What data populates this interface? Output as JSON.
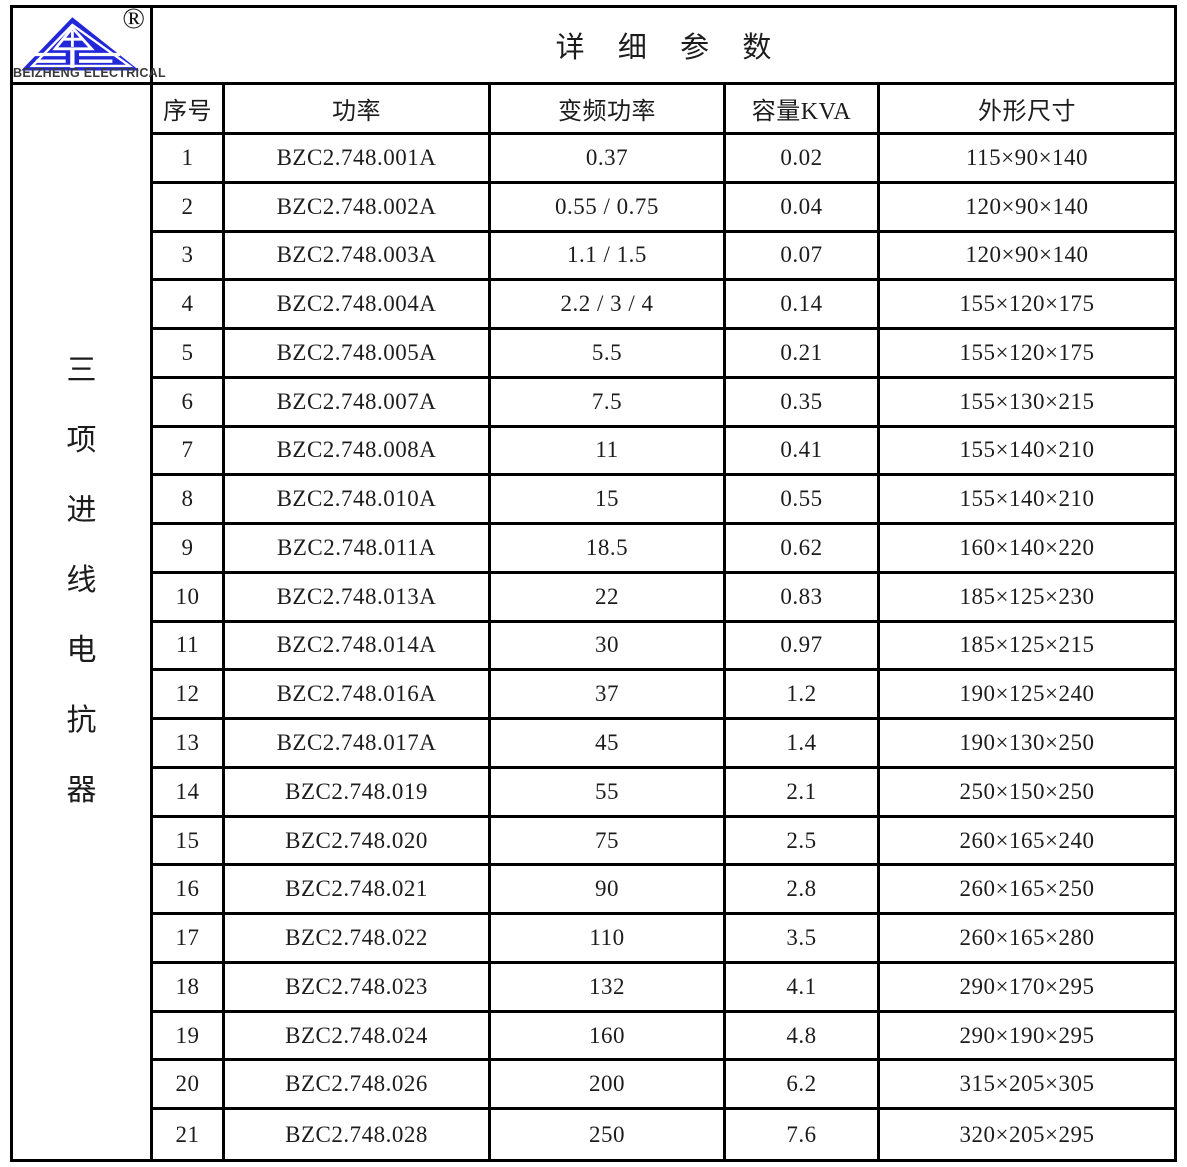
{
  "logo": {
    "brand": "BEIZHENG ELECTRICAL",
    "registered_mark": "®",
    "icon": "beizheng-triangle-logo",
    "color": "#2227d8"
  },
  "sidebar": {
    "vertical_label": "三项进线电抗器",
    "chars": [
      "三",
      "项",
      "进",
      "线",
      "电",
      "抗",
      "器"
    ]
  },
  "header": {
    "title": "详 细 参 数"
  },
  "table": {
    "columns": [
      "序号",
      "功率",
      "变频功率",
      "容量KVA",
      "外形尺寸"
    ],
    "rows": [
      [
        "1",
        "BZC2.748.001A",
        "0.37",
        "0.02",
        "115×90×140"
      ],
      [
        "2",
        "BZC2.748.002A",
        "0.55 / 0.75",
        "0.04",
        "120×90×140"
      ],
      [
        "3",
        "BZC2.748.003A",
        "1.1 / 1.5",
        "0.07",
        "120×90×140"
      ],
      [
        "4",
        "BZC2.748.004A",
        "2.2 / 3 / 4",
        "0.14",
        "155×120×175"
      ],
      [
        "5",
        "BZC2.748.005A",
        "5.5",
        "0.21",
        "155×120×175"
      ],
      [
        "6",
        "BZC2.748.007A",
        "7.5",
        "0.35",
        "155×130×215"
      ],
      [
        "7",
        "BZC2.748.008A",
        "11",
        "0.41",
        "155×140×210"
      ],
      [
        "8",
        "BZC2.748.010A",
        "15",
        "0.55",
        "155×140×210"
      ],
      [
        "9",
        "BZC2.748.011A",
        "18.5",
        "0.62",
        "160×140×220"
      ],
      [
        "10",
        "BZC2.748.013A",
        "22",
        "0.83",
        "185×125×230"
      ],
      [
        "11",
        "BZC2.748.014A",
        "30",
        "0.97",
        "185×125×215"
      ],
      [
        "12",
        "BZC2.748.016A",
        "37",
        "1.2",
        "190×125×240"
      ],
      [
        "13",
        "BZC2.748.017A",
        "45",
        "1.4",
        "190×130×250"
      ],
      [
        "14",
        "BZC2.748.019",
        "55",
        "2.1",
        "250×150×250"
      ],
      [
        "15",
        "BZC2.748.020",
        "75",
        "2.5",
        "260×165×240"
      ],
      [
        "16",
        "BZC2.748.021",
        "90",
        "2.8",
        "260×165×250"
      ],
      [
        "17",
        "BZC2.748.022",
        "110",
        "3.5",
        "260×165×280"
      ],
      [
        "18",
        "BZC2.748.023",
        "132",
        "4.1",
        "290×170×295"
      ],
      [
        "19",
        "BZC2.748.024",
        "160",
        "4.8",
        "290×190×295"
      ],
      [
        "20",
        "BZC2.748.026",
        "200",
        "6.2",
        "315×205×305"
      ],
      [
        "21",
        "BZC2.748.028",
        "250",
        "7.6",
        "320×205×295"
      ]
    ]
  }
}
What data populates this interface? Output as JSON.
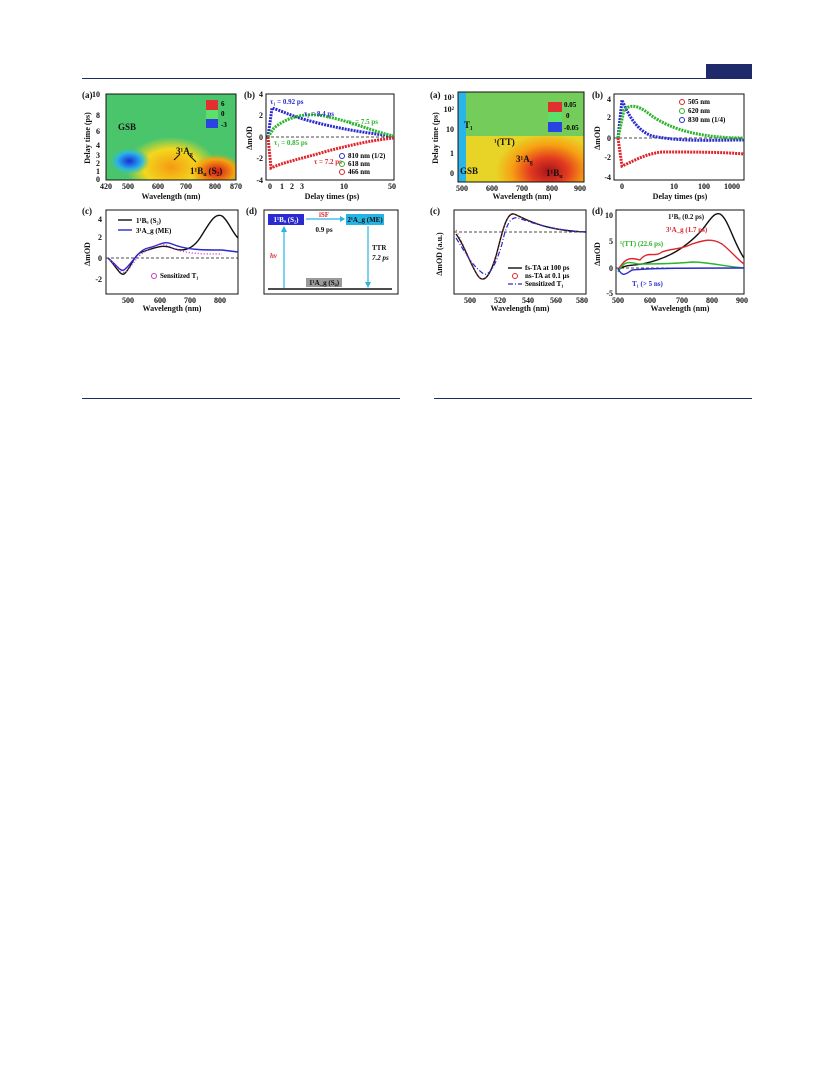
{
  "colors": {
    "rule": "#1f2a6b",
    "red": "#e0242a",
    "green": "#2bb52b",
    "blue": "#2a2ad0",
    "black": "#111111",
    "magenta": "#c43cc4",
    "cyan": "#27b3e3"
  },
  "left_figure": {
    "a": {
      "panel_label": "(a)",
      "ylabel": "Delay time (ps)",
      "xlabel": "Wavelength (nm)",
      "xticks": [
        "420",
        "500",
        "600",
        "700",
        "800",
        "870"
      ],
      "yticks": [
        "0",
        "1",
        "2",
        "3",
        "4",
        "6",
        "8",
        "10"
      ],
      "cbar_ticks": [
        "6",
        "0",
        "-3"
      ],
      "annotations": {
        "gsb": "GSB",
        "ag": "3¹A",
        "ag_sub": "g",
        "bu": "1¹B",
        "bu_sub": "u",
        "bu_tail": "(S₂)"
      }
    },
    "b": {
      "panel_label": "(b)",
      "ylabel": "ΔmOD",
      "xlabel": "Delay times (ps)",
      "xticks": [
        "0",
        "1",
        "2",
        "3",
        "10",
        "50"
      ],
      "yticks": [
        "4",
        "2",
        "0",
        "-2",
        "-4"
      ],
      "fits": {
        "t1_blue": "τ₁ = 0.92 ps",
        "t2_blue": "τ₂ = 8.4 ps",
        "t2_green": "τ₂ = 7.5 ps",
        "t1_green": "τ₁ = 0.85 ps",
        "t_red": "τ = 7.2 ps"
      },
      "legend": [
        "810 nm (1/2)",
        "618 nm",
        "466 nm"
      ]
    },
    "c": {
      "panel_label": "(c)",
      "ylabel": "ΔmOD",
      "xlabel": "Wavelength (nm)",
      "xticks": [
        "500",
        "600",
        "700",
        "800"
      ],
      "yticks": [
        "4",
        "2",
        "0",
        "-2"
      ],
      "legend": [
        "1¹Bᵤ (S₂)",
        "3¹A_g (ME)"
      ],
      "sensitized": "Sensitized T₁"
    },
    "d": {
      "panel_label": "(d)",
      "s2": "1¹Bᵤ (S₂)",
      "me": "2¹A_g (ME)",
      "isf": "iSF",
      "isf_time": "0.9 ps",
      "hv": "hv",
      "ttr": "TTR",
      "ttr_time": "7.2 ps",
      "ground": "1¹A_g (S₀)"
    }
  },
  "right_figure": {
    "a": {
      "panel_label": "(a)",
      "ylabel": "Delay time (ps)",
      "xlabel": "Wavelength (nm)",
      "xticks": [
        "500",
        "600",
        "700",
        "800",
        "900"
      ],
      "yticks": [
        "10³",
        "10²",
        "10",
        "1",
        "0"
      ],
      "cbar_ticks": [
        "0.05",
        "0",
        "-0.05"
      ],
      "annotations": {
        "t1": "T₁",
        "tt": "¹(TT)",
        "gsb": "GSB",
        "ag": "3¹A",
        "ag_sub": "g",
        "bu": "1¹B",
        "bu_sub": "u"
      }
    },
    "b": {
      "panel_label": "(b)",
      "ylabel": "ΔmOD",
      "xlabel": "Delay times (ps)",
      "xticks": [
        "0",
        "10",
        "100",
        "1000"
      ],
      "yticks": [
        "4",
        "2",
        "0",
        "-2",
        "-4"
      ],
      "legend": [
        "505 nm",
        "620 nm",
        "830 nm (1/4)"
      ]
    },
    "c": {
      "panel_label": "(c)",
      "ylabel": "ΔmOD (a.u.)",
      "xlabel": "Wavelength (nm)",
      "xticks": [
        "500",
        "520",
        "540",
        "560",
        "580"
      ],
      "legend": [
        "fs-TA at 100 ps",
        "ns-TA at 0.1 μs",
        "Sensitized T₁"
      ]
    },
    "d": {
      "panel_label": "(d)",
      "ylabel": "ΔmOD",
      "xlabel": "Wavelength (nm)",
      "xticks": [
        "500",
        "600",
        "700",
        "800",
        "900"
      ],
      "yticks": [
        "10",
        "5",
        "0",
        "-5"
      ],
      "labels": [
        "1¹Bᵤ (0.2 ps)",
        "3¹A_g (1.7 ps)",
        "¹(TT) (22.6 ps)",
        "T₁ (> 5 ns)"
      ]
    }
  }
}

────────────────────

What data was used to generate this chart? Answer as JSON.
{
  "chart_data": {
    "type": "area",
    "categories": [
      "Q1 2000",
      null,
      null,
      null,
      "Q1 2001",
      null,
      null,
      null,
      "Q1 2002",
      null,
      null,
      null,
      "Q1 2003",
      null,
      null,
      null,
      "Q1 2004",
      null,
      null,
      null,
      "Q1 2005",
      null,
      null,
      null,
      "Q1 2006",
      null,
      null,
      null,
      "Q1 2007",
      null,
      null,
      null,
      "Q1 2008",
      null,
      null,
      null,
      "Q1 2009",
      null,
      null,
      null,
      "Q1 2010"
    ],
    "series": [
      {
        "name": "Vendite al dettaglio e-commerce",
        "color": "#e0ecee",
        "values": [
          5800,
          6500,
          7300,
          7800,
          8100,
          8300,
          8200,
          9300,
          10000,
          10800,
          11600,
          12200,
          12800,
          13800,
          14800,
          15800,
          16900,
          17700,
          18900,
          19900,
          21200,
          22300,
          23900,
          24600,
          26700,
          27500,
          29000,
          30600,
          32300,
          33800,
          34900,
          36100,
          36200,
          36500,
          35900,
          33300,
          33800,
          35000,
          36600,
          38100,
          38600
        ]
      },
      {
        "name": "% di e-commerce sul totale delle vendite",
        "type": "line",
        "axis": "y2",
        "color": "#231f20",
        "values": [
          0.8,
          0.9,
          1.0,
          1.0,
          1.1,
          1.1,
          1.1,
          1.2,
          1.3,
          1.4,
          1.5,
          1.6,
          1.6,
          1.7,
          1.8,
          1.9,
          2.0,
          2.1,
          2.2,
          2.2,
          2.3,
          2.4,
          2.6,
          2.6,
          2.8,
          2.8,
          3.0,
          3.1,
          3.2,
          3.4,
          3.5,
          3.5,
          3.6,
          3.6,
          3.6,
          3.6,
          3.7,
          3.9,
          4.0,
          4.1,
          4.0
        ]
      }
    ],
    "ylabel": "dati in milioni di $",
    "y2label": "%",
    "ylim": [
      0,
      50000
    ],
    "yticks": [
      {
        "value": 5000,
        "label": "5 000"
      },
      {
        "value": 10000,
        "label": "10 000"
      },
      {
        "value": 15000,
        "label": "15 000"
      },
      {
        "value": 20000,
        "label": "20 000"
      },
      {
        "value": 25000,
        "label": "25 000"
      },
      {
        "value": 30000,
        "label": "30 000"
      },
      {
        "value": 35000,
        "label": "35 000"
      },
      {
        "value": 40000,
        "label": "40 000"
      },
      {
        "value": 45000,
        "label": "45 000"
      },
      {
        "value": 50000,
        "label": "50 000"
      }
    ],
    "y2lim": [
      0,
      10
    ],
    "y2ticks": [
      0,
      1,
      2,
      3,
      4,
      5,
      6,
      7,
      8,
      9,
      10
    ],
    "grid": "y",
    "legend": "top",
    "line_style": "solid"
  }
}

────────────────────

What to work on: Work through the records line by line and tally those holding "Sensitized". Reply with the number alone.

Final result: 2